Objective: In the records below, recast everything from the line containing "table-header: Bild Titel" down to the line containing "export-results-label: Ergebnis exportieren", both included, as a numbered list with blank lines omitted.

-- Entries start --

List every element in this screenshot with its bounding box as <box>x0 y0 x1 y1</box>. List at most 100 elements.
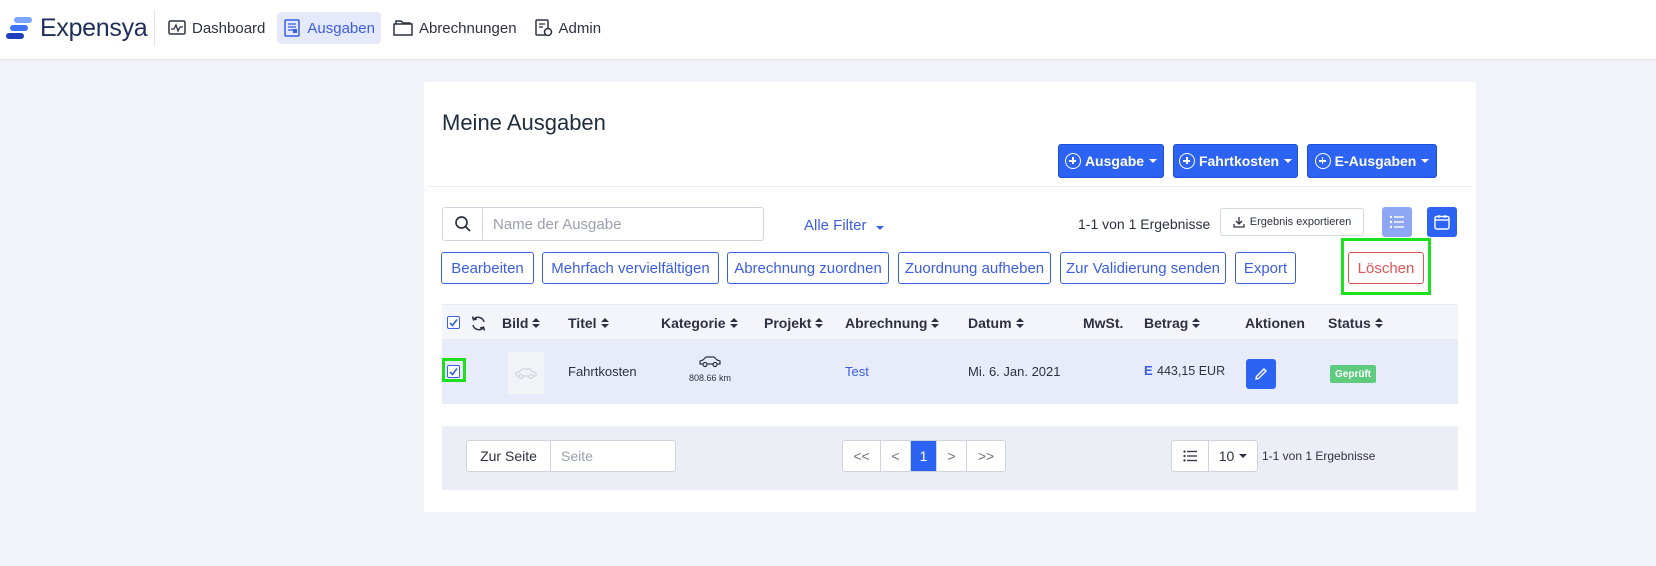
table-header: Bild Titel Kategorie Projekt Abrechnung … <box>442 304 1458 340</box>
column-title[interactable]: Titel <box>568 315 609 331</box>
admin-icon <box>534 19 552 37</box>
column-vat: MwSt. <box>1083 315 1124 331</box>
add-mileage-label: Fahrtkosten <box>1198 153 1280 169</box>
plus-circle-icon <box>1178 153 1195 169</box>
add-mileage-button[interactable]: Fahrtkosten <box>1173 144 1298 178</box>
dashboard-icon <box>168 20 186 35</box>
export-button[interactable]: Export <box>1235 252 1296 284</box>
export-results-button[interactable]: Ergebnis exportieren <box>1220 208 1364 236</box>
status-badge: Geprüft <box>1330 365 1377 383</box>
main-nav: Dashboard Ausgaben Abrechnungen Admin <box>162 12 613 44</box>
row-report-link[interactable]: Test <box>845 364 869 379</box>
expenses-card: Meine Ausgaben Ausgabe Fahrtkosten E-Aus… <box>424 82 1476 512</box>
list-view-button[interactable] <box>1382 207 1412 237</box>
column-image[interactable]: Bild <box>502 315 541 331</box>
export-results-label: Ergebnis exportieren <box>1249 216 1352 228</box>
receipt-thumbnail[interactable] <box>508 352 544 394</box>
column-status[interactable]: Status <box>1328 315 1383 331</box>
unassign-button[interactable]: Zuordnung aufheben <box>898 252 1051 284</box>
add-e-expenses-button[interactable]: E-Ausgaben <box>1307 144 1437 178</box>
nav-item-ausgaben[interactable]: Ausgaben <box>277 12 381 44</box>
highlight-box <box>1341 238 1431 295</box>
sort-icon <box>1015 317 1024 329</box>
logo-icon <box>6 15 32 43</box>
nav-label: Dashboard <box>192 19 266 37</box>
table-row[interactable]: Fahrtkosten 808.66 km Test Mi. 6. Jan. 2… <box>442 340 1458 404</box>
first-page-button[interactable]: << <box>843 441 881 471</box>
caret-down-icon <box>1421 159 1430 163</box>
nav-item-dashboard[interactable]: Dashboard <box>162 12 271 44</box>
nav-label: Abrechnungen <box>418 19 517 37</box>
download-icon <box>1233 217 1245 228</box>
calendar-view-button[interactable] <box>1427 207 1457 237</box>
all-filters-dropdown[interactable]: Alle Filter <box>804 217 884 234</box>
sort-icon <box>1192 317 1201 329</box>
row-edit-button[interactable] <box>1246 359 1276 389</box>
refresh-icon[interactable] <box>470 315 487 332</box>
prev-page-button[interactable]: < <box>881 441 911 471</box>
column-actions: Aktionen <box>1245 315 1305 331</box>
header-divider <box>428 186 1472 187</box>
results-summary: 1-1 von 1 Ergebnisse <box>1078 216 1211 232</box>
page-number-input[interactable] <box>551 441 675 471</box>
send-validation-button[interactable]: Zur Validierung senden <box>1060 252 1226 284</box>
nav-label: Admin <box>558 19 602 37</box>
goto-page-group: Zur Seite <box>466 440 676 472</box>
folder-icon <box>393 20 413 36</box>
column-project[interactable]: Projekt <box>764 315 824 331</box>
add-e-expenses-label: E-Ausgaben <box>1334 153 1417 169</box>
caret-down-icon <box>1284 159 1293 163</box>
page-title: Meine Ausgaben <box>442 110 606 135</box>
sort-icon <box>1374 317 1383 329</box>
row-amount-prefix: E <box>1144 363 1153 378</box>
checkmark-icon <box>449 319 458 327</box>
add-expense-button[interactable]: Ausgabe <box>1058 144 1164 178</box>
column-date[interactable]: Datum <box>968 315 1024 331</box>
row-amount: 443,15 EUR <box>1157 364 1226 378</box>
caret-down-icon <box>875 226 884 230</box>
row-title: Fahrtkosten <box>568 364 637 379</box>
pagination-bar: Zur Seite << < 1 > >> 10 1-1 von 1 Ergeb… <box>442 426 1458 490</box>
app-logo[interactable]: Expensya <box>6 14 148 43</box>
list-icon <box>1389 215 1404 229</box>
nav-label: Ausgaben <box>307 19 375 37</box>
select-all-checkbox[interactable] <box>447 316 460 329</box>
list-icon <box>1172 441 1209 471</box>
sort-icon <box>600 317 609 329</box>
add-expense-label: Ausgabe <box>1084 153 1145 169</box>
last-page-button[interactable]: >> <box>967 441 1005 471</box>
per-page-value: 10 <box>1218 448 1235 464</box>
search-icon[interactable] <box>443 208 483 240</box>
car-icon <box>699 356 721 368</box>
row-date: Mi. 6. Jan. 2021 <box>968 364 1061 379</box>
caret-down-icon <box>1239 454 1248 458</box>
highlight-box <box>442 358 466 382</box>
column-category[interactable]: Kategorie <box>661 315 738 331</box>
caret-down-icon <box>1149 159 1158 163</box>
column-amount[interactable]: Betrag <box>1144 315 1201 331</box>
pencil-icon <box>1255 368 1267 380</box>
page-1-button[interactable]: 1 <box>911 441 937 471</box>
nav-divider <box>154 10 155 46</box>
column-report[interactable]: Abrechnung <box>845 315 940 331</box>
next-page-button[interactable]: > <box>937 441 967 471</box>
car-icon <box>515 368 537 380</box>
sort-icon <box>532 317 541 329</box>
page-navigation: << < 1 > >> <box>842 440 1006 472</box>
search-input[interactable] <box>483 208 753 240</box>
edit-button[interactable]: Bearbeiten <box>441 252 534 284</box>
pagination-summary: 1-1 von 1 Ergebnisse <box>1262 449 1376 463</box>
assign-report-button[interactable]: Abrechnung zuordnen <box>727 252 889 284</box>
sort-icon <box>815 317 824 329</box>
row-distance: 808.66 km <box>688 373 732 383</box>
per-page-select[interactable]: 10 <box>1209 441 1257 471</box>
goto-page-button[interactable]: Zur Seite <box>467 441 551 471</box>
receipt-icon <box>284 19 301 37</box>
nav-item-admin[interactable]: Admin <box>529 12 608 44</box>
all-filters-label: Alle Filter <box>804 217 867 234</box>
nav-item-abrechnungen[interactable]: Abrechnungen <box>387 12 523 44</box>
calendar-icon <box>1434 215 1450 230</box>
duplicate-button[interactable]: Mehrfach vervielfältigen <box>542 252 719 284</box>
top-navbar: Expensya Dashboard Ausgaben Abrechnungen… <box>0 0 1656 60</box>
row-category: 808.66 km <box>686 354 734 383</box>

-- Entries end --

Solution for this task:
1. table-header: Bild Titel Kategorie Projekt Abrechnung … <box>442 304 1458 340</box>
2. column-title[interactable]: Titel <box>568 315 609 331</box>
3. admin-icon <box>534 19 552 37</box>
4. column-vat: MwSt. <box>1083 315 1124 331</box>
5. add-mileage-label: Fahrtkosten <box>1198 153 1280 169</box>
6. plus-circle-icon <box>1178 153 1195 169</box>
7. add-mileage-button[interactable]: Fahrtkosten <box>1173 144 1298 178</box>
8. dashboard-icon <box>168 20 186 35</box>
9. export-button[interactable]: Export <box>1235 252 1296 284</box>
10. export-results-button[interactable]: Ergebnis exportieren <box>1220 208 1364 236</box>
11. status-badge: Geprüft <box>1330 365 1377 383</box>
12. main-nav: Dashboard Ausgaben Abrechnungen Admin <box>162 12 613 44</box>
13. row-report-link[interactable]: Test <box>845 364 869 379</box>
14. expenses-card: Meine Ausgaben Ausgabe Fahrtkosten E-Aus… <box>424 82 1476 512</box>
15. list-view-button[interactable] <box>1382 207 1412 237</box>
16. column-image[interactable]: Bild <box>502 315 541 331</box>
17. export-results-label: Ergebnis exportieren <box>1249 216 1352 228</box>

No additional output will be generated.